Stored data
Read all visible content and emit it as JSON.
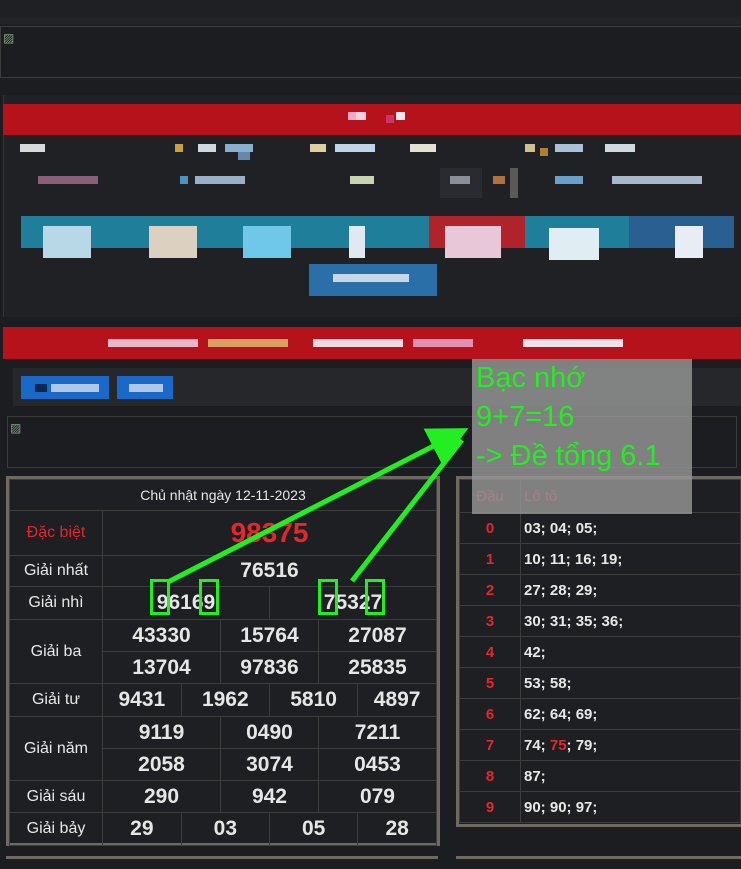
{
  "results": {
    "date": "Chủ nhật ngày 12-11-2023",
    "rows": [
      {
        "label": "Đặc biệt",
        "values": [
          "98375"
        ]
      },
      {
        "label": "Giải nhất",
        "values": [
          "76516"
        ]
      },
      {
        "label": "Giải nhì",
        "values": [
          "96169",
          "75327"
        ]
      },
      {
        "label": "Giải ba",
        "values": [
          "43330",
          "15764",
          "27087",
          "13704",
          "97836",
          "25835"
        ]
      },
      {
        "label": "Giải tư",
        "values": [
          "9431",
          "1962",
          "5810",
          "4897"
        ]
      },
      {
        "label": "Giải năm",
        "values": [
          "9119",
          "0490",
          "7211",
          "2058",
          "3074",
          "0453"
        ]
      },
      {
        "label": "Giải sáu",
        "values": [
          "290",
          "942",
          "079"
        ]
      },
      {
        "label": "Giải bảy",
        "values": [
          "29",
          "03",
          "05",
          "28"
        ]
      }
    ]
  },
  "loto": {
    "head_label": "Đầu",
    "value_label": "Lô tô",
    "rows": [
      {
        "head": "0",
        "values": "03; 04; 05;"
      },
      {
        "head": "1",
        "values": "10; 11; 16; 19;"
      },
      {
        "head": "2",
        "values": "27; 28; 29;"
      },
      {
        "head": "3",
        "values": "30; 31; 35; 36;"
      },
      {
        "head": "4",
        "values": "42;"
      },
      {
        "head": "5",
        "values": "53; 58;"
      },
      {
        "head": "6",
        "values": "62; 64; 69;"
      },
      {
        "head": "7",
        "values_before": "74; ",
        "highlight": "75",
        "values_after": "; 79;"
      },
      {
        "head": "8",
        "values": "87;"
      },
      {
        "head": "9",
        "values": "90; 90; 97;"
      }
    ]
  },
  "annotation": {
    "line1": "Bạc nhớ",
    "line2": "9+7=16",
    "line3": "-> Đề tổng 6.1"
  },
  "colors": {
    "accent_red": "#e4262d",
    "banner_red": "#b5121b",
    "annotation_green": "#22ee22",
    "nav_teal": "#1f7e9a"
  }
}
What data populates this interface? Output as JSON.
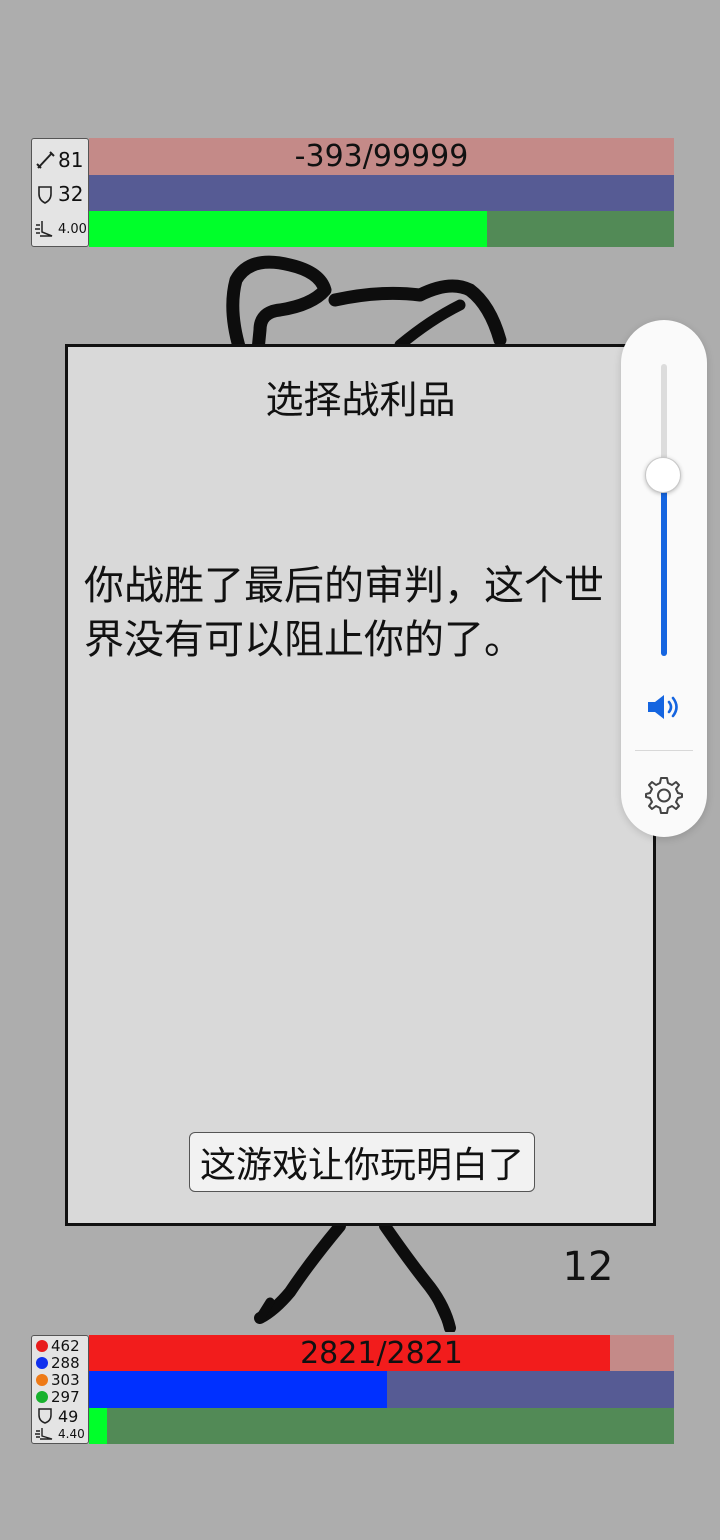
{
  "colors": {
    "background": "#adadad",
    "hp_empty": "#c48a88",
    "enemy_shield": "#565b94",
    "stamina_fill": "#00ff2a",
    "stamina_empty": "#528a56",
    "player_hp": "#f21c1c",
    "player_mana": "#0030ff",
    "volume_accent": "#1565e0"
  },
  "enemy": {
    "attack": "81",
    "defense": "32",
    "speed": "4.00",
    "hp_text": "-393/99999",
    "hp_fraction": 0,
    "shield_fraction": 1,
    "stamina_fraction": 0.68
  },
  "dialog": {
    "title": "选择战利品",
    "message": "你战胜了最后的审判，这个世界没有可以阻止你的了。",
    "button_label": "这游戏让你玩明白了"
  },
  "turn_counter": "12",
  "player": {
    "red": "462",
    "blue": "288",
    "orange": "303",
    "green": "297",
    "defense": "49",
    "speed": "4.40",
    "hp_text": "2821/2821",
    "hp_fraction": 0.89,
    "mana_fraction": 0.51,
    "stamina_fraction": 0.03
  },
  "volume": {
    "level": 0.62,
    "speaker_icon": "speaker-icon",
    "settings_icon": "gear-icon"
  }
}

Work to do
Begin with the line containing "What data populates" and end with the final line of the data, printing those lines exactly and only; pictures are left out.

Exercise solution
What data populates this interface? Output as JSON.
{
  "colors": {
    "background": "#adadad",
    "hp_empty": "#c48a88",
    "enemy_shield": "#565b94",
    "stamina_fill": "#00ff2a",
    "stamina_empty": "#528a56",
    "player_hp": "#f21c1c",
    "player_mana": "#0030ff",
    "volume_accent": "#1565e0"
  },
  "enemy": {
    "attack": "81",
    "defense": "32",
    "speed": "4.00",
    "hp_text": "-393/99999",
    "hp_fraction": 0,
    "shield_fraction": 1,
    "stamina_fraction": 0.68
  },
  "dialog": {
    "title": "选择战利品",
    "message": "你战胜了最后的审判，这个世界没有可以阻止你的了。",
    "button_label": "这游戏让你玩明白了"
  },
  "turn_counter": "12",
  "player": {
    "red": "462",
    "blue": "288",
    "orange": "303",
    "green": "297",
    "defense": "49",
    "speed": "4.40",
    "hp_text": "2821/2821",
    "hp_fraction": 0.89,
    "mana_fraction": 0.51,
    "stamina_fraction": 0.03
  },
  "volume": {
    "level": 0.62,
    "speaker_icon": "speaker-icon",
    "settings_icon": "gear-icon"
  }
}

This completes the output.